--- begin Material for this task ---

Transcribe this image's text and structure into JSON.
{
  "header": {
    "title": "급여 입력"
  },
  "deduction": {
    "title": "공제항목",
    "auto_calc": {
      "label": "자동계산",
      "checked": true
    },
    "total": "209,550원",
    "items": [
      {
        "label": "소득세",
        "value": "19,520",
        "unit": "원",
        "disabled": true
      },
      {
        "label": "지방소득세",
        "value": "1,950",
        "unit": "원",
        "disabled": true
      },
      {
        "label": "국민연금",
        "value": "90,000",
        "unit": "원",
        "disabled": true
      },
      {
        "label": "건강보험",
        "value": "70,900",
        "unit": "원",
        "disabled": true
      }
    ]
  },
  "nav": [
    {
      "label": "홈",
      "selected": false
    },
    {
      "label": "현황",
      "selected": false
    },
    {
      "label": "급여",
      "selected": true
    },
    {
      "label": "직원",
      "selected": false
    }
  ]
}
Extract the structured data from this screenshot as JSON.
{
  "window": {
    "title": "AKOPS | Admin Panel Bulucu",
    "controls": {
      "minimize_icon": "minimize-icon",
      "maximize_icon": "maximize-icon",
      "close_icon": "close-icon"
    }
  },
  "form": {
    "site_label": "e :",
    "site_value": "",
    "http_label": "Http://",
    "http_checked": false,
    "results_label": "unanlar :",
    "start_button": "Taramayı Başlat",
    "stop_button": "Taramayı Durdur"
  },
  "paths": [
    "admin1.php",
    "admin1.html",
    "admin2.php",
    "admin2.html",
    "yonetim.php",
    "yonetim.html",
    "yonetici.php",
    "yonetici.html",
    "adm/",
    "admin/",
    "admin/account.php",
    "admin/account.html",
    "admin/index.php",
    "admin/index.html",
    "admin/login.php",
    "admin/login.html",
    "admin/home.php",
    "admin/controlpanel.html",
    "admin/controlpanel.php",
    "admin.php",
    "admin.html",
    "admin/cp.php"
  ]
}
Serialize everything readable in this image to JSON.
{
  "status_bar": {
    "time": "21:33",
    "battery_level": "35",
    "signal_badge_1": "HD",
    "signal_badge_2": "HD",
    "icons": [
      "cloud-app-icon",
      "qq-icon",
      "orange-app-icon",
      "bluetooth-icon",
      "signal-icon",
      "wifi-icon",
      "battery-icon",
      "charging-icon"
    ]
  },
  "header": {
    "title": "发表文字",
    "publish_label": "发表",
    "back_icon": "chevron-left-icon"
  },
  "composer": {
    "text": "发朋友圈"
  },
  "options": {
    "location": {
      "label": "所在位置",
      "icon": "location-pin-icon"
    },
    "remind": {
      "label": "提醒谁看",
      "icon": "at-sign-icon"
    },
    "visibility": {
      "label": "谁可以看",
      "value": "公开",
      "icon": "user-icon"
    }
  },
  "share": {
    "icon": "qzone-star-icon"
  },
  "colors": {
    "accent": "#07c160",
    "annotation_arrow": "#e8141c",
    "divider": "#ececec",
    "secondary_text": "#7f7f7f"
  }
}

--- end Material for this task ---

**To be done**
Copy each line of the data exactly, leaving nothing out.

**Reply**
Transcribe this image's text and structure into JSON.
{
  "header": {
    "title": "급여 입력"
  },
  "deduction": {
    "title": "공제항목",
    "auto_calc": {
      "label": "자동계산",
      "checked": true
    },
    "total": "209,550원",
    "items": [
      {
        "label": "소득세",
        "value": "19,520",
        "unit": "원",
        "disabled": true
      },
      {
        "label": "지방소득세",
        "value": "1,950",
        "unit": "원",
        "disabled": true
      },
      {
        "label": "국민연금",
        "value": "90,000",
        "unit": "원",
        "disabled": true
      },
      {
        "label": "건강보험",
        "value": "70,900",
        "unit": "원",
        "disabled": true
      }
    ]
  },
  "nav": [
    {
      "label": "홈",
      "selected": false
    },
    {
      "label": "현황",
      "selected": false
    },
    {
      "label": "급여",
      "selected": true
    },
    {
      "label": "직원",
      "selected": false
    }
  ]
}
Extract the structured data from this screenshot as JSON.
{
  "window": {
    "title": "AKOPS | Admin Panel Bulucu",
    "controls": {
      "minimize_icon": "minimize-icon",
      "maximize_icon": "maximize-icon",
      "close_icon": "close-icon"
    }
  },
  "form": {
    "site_label": "e :",
    "site_value": "",
    "http_label": "Http://",
    "http_checked": false,
    "results_label": "unanlar :",
    "start_button": "Taramayı Başlat",
    "stop_button": "Taramayı Durdur"
  },
  "paths": [
    "admin1.php",
    "admin1.html",
    "admin2.php",
    "admin2.html",
    "yonetim.php",
    "yonetim.html",
    "yonetici.php",
    "yonetici.html",
    "adm/",
    "admin/",
    "admin/account.php",
    "admin/account.html",
    "admin/index.php",
    "admin/index.html",
    "admin/login.php",
    "admin/login.html",
    "admin/home.php",
    "admin/controlpanel.html",
    "admin/controlpanel.php",
    "admin.php",
    "admin.html",
    "admin/cp.php"
  ]
}
Serialize everything readable in this image to JSON.
{
  "status_bar": {
    "time": "21:33",
    "battery_level": "35",
    "signal_badge_1": "HD",
    "signal_badge_2": "HD",
    "icons": [
      "cloud-app-icon",
      "qq-icon",
      "orange-app-icon",
      "bluetooth-icon",
      "signal-icon",
      "wifi-icon",
      "battery-icon",
      "charging-icon"
    ]
  },
  "header": {
    "title": "发表文字",
    "publish_label": "发表",
    "back_icon": "chevron-left-icon"
  },
  "composer": {
    "text": "发朋友圈"
  },
  "options": {
    "location": {
      "label": "所在位置",
      "icon": "location-pin-icon"
    },
    "remind": {
      "label": "提醒谁看",
      "icon": "at-sign-icon"
    },
    "visibility": {
      "label": "谁可以看",
      "value": "公开",
      "icon": "user-icon"
    }
  },
  "share": {
    "icon": "qzone-star-icon"
  },
  "colors": {
    "accent": "#07c160",
    "annotation_arrow": "#e8141c",
    "divider": "#ececec",
    "secondary_text": "#7f7f7f"
  }
}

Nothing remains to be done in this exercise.